◆ GIVEN REQUEST
Could you write out the records below exactly as they appear, leaving out any pictures?

◆ INPUT RECORDS
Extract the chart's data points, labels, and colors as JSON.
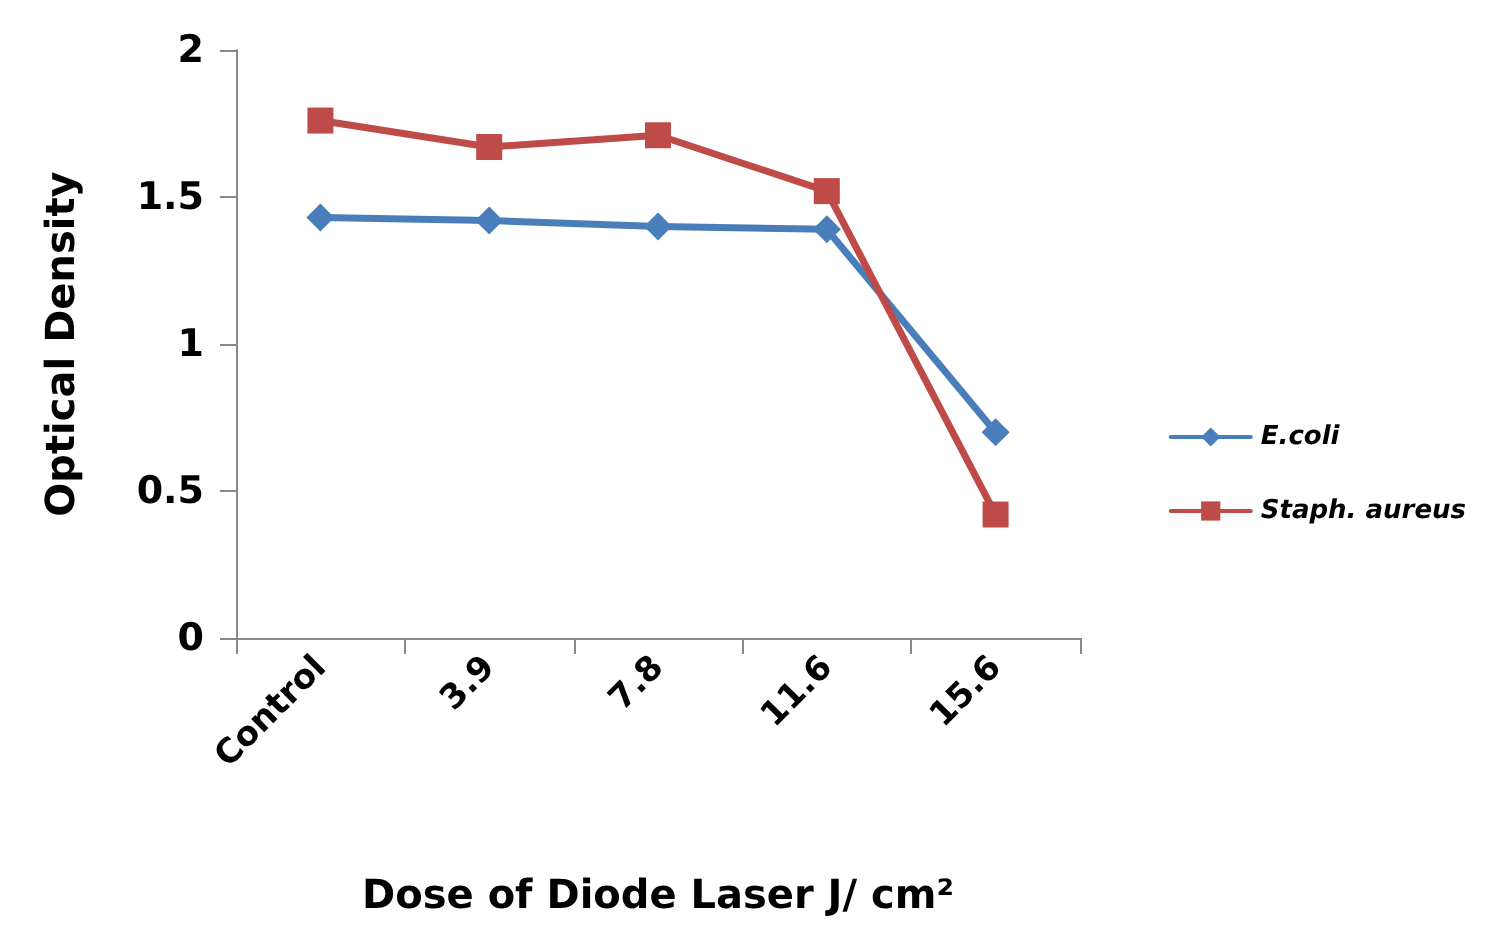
{
  "chart_data": {
    "type": "line",
    "xlabel": "Dose of Diode Laser J/ cm²",
    "ylabel": "Optical Density",
    "categories": [
      "Control",
      "3.9",
      "7.8",
      "11.6",
      "15.6"
    ],
    "series": [
      {
        "name": "E.coli",
        "color": "#4a7ebb",
        "marker": "diamond",
        "values": [
          1.43,
          1.42,
          1.4,
          1.39,
          0.7
        ]
      },
      {
        "name": "Staph. aureus",
        "color": "#be4b48",
        "marker": "square",
        "values": [
          1.76,
          1.67,
          1.71,
          1.52,
          0.42
        ]
      }
    ],
    "ylim": [
      0,
      2
    ],
    "yticks": [
      0,
      0.5,
      1,
      1.5,
      2
    ],
    "grid": false,
    "legend": "right"
  }
}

◆ EXERCISE ANSWER
Extract the chart's data points, labels, and colors as JSON.
{
  "chart_data": {
    "type": "line",
    "xlabel": "Dose of Diode Laser J/ cm²",
    "ylabel": "Optical Density",
    "categories": [
      "Control",
      "3.9",
      "7.8",
      "11.6",
      "15.6"
    ],
    "series": [
      {
        "name": "E.coli",
        "color": "#4a7ebb",
        "marker": "diamond",
        "values": [
          1.43,
          1.42,
          1.4,
          1.39,
          0.7
        ]
      },
      {
        "name": "Staph. aureus",
        "color": "#be4b48",
        "marker": "square",
        "values": [
          1.76,
          1.67,
          1.71,
          1.52,
          0.42
        ]
      }
    ],
    "ylim": [
      0,
      2
    ],
    "yticks": [
      0,
      0.5,
      1,
      1.5,
      2
    ],
    "grid": false,
    "legend": "right"
  }
}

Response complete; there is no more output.